Collected data
────────

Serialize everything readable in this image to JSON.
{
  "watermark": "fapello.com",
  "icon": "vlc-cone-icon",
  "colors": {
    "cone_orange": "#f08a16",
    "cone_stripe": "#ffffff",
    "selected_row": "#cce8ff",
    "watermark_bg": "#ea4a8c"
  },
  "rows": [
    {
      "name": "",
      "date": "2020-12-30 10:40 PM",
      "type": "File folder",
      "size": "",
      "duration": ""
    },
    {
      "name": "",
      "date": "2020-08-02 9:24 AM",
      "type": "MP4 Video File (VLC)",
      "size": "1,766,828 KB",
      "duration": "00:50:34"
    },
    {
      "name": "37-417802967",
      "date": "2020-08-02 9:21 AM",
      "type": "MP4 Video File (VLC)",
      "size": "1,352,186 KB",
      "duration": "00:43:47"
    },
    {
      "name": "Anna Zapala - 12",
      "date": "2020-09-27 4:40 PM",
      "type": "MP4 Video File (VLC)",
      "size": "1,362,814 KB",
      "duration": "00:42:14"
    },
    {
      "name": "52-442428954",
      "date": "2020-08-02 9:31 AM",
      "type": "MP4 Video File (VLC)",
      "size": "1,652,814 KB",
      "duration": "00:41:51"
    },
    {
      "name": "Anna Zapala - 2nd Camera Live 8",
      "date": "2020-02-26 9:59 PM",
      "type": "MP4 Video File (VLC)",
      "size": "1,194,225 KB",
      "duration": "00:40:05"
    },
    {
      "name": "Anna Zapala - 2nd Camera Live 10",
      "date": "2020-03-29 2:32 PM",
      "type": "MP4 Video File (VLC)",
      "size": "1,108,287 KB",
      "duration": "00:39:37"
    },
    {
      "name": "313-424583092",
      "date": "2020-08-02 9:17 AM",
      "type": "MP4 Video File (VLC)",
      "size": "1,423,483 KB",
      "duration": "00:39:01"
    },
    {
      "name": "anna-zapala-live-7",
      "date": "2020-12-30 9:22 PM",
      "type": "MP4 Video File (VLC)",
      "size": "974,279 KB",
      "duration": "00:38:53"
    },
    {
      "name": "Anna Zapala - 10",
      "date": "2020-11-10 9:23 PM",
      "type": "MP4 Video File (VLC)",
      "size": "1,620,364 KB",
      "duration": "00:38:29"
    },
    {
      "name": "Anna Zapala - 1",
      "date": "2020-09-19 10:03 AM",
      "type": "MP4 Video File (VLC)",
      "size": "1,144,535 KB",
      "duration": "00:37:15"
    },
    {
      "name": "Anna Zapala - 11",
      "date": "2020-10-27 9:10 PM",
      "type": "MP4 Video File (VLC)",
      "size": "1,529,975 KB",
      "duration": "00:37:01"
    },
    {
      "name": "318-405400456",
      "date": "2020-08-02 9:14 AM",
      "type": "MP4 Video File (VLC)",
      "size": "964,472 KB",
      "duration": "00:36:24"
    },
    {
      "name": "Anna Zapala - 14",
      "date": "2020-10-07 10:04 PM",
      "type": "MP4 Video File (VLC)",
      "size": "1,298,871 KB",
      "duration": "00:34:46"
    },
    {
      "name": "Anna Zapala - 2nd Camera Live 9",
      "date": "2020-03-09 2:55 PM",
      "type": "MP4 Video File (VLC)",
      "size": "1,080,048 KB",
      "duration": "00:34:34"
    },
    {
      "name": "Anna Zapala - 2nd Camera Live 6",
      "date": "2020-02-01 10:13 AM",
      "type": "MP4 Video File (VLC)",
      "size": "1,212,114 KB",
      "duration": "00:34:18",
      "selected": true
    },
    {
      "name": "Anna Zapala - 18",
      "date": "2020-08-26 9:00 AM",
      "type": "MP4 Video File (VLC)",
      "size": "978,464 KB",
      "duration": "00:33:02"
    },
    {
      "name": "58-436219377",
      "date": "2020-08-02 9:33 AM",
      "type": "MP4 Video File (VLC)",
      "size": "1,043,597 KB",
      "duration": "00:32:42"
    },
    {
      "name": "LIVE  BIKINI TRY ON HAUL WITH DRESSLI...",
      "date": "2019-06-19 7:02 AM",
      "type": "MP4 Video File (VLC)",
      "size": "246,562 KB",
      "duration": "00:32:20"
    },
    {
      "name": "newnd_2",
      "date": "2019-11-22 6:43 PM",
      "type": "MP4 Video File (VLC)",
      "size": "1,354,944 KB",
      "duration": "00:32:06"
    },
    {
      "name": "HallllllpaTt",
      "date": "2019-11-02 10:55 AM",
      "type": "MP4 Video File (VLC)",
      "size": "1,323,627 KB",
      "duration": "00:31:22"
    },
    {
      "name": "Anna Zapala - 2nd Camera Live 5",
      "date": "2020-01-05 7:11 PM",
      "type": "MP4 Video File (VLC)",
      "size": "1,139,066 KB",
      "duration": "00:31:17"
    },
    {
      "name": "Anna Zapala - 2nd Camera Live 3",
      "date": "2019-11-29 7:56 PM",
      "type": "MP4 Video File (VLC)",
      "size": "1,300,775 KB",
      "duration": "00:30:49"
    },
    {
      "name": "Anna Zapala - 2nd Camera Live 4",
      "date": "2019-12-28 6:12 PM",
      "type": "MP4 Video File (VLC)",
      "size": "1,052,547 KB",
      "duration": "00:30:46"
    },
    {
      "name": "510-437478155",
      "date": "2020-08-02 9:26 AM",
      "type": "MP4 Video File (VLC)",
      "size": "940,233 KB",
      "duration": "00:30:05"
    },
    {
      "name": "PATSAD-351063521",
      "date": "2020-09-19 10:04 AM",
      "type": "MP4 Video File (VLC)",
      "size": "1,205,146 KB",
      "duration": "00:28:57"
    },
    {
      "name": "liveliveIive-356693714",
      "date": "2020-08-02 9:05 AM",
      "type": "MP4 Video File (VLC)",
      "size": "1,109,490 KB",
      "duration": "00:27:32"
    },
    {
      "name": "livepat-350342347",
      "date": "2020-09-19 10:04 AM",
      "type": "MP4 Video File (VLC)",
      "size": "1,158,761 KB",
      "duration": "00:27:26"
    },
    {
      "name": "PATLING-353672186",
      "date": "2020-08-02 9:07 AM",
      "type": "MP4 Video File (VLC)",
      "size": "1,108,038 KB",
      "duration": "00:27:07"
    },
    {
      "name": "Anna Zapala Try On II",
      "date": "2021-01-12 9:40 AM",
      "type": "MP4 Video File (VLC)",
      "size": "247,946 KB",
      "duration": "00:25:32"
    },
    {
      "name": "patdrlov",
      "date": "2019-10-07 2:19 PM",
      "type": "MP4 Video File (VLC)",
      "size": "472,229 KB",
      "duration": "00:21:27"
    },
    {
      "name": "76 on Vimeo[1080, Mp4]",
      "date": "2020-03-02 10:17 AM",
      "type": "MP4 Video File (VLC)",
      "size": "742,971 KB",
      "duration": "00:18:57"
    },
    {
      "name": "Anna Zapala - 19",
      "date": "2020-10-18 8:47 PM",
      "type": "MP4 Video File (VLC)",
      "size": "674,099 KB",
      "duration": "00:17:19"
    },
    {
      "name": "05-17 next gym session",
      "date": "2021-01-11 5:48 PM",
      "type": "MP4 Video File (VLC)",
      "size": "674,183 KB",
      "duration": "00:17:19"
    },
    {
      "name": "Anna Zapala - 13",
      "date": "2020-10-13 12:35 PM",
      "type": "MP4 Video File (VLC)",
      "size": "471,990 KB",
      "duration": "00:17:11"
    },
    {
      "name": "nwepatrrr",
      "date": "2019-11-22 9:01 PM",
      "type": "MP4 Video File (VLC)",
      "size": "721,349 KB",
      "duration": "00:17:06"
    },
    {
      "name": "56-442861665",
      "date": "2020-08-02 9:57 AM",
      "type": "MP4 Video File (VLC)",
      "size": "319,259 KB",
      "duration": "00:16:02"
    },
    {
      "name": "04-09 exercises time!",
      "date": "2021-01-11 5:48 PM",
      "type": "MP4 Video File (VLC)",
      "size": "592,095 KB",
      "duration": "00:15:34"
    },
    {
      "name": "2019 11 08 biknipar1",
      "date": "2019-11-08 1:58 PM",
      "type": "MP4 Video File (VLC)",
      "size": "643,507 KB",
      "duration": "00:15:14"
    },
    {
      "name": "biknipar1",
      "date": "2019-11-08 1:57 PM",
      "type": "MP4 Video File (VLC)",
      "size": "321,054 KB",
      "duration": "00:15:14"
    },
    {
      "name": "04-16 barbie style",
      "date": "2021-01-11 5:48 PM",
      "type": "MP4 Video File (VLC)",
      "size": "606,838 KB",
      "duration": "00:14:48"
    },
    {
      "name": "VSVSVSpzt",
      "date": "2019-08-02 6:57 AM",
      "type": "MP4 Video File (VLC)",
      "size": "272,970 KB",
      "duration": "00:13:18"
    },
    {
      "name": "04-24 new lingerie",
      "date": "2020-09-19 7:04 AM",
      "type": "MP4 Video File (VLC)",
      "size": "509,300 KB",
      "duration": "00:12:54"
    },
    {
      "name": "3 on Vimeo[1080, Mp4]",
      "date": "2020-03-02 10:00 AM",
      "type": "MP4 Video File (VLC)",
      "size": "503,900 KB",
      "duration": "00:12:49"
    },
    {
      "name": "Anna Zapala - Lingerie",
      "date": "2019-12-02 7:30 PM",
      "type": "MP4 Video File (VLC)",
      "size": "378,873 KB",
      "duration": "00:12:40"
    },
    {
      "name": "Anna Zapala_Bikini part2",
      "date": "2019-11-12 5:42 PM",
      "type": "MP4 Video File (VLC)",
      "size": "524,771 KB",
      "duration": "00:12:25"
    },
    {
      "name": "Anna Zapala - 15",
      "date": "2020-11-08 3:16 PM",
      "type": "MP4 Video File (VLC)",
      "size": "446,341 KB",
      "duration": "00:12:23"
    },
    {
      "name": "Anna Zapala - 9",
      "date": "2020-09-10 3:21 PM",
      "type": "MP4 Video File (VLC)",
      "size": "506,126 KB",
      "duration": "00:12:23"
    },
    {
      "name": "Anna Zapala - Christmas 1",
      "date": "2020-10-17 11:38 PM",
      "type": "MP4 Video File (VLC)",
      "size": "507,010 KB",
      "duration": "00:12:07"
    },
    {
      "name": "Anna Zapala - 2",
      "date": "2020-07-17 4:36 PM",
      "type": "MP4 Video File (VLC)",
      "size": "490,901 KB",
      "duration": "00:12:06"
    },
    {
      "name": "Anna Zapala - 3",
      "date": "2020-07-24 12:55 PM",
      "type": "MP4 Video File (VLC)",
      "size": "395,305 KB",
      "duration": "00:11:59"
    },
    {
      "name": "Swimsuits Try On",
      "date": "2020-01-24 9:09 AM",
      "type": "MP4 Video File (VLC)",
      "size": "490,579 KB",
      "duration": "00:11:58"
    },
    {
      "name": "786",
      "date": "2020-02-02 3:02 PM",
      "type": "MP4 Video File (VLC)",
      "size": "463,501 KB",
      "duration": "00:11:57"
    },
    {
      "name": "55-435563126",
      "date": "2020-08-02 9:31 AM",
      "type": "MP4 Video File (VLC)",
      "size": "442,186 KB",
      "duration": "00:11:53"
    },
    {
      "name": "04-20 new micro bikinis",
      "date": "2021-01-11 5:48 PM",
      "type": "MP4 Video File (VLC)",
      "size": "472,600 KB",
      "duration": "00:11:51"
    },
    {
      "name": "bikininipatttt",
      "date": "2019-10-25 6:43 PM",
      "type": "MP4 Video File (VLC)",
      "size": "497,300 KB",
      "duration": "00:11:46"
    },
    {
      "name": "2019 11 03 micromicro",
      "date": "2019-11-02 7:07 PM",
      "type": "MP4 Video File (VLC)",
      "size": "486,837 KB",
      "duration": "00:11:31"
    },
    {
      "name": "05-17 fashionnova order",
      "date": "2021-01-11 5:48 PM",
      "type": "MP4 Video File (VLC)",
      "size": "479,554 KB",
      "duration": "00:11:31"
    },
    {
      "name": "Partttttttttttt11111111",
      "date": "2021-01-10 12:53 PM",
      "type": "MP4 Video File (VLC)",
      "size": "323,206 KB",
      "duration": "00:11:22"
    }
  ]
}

────────

Read the entries above, then pull out the lines that include "Vimeo".

**Exercise answer**.
      "name": "76 on Vimeo[1080, Mp4]",
      "name": "3 on Vimeo[1080, Mp4]",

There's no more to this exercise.